=== WHAT YOU SHOULD DO ===
Render the following material again verbatim, leaving nothing out.
☆ ☆ ☆ ☆ ☆
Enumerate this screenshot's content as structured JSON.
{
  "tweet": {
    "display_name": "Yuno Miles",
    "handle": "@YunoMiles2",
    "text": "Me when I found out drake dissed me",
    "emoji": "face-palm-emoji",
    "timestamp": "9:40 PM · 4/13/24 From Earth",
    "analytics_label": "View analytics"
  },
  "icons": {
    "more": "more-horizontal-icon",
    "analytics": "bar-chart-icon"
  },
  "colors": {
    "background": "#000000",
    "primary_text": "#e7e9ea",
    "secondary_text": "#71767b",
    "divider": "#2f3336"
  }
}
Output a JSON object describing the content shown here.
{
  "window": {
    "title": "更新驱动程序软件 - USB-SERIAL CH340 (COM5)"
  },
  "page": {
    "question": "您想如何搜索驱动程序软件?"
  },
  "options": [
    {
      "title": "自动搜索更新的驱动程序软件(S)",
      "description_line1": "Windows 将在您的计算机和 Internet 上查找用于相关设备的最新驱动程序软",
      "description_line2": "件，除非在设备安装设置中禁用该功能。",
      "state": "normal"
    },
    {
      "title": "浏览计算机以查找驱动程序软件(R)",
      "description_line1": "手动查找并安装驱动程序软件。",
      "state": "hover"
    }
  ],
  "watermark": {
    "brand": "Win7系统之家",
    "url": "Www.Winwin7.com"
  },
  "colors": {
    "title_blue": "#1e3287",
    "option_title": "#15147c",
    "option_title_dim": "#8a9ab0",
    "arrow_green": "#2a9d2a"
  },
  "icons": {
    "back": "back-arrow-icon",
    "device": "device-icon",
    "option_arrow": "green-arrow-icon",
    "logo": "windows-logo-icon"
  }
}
☆ ☆ ☆ ☆ ☆
=== EXERCISE RESPONSE ===
Enumerate this screenshot's content as structured JSON.
{
  "tweet": {
    "display_name": "Yuno Miles",
    "handle": "@YunoMiles2",
    "text": "Me when I found out drake dissed me",
    "emoji": "face-palm-emoji",
    "timestamp": "9:40 PM · 4/13/24 From Earth",
    "analytics_label": "View analytics"
  },
  "icons": {
    "more": "more-horizontal-icon",
    "analytics": "bar-chart-icon"
  },
  "colors": {
    "background": "#000000",
    "primary_text": "#e7e9ea",
    "secondary_text": "#71767b",
    "divider": "#2f3336"
  }
}
Output a JSON object describing the content shown here.
{
  "window": {
    "title": "更新驱动程序软件 - USB-SERIAL CH340 (COM5)"
  },
  "page": {
    "question": "您想如何搜索驱动程序软件?"
  },
  "options": [
    {
      "title": "自动搜索更新的驱动程序软件(S)",
      "description_line1": "Windows 将在您的计算机和 Internet 上查找用于相关设备的最新驱动程序软",
      "description_line2": "件，除非在设备安装设置中禁用该功能。",
      "state": "normal"
    },
    {
      "title": "浏览计算机以查找驱动程序软件(R)",
      "description_line1": "手动查找并安装驱动程序软件。",
      "state": "hover"
    }
  ],
  "watermark": {
    "brand": "Win7系统之家",
    "url": "Www.Winwin7.com"
  },
  "colors": {
    "title_blue": "#1e3287",
    "option_title": "#15147c",
    "option_title_dim": "#8a9ab0",
    "arrow_green": "#2a9d2a"
  },
  "icons": {
    "back": "back-arrow-icon",
    "device": "device-icon",
    "option_arrow": "green-arrow-icon",
    "logo": "windows-logo-icon"
  }
}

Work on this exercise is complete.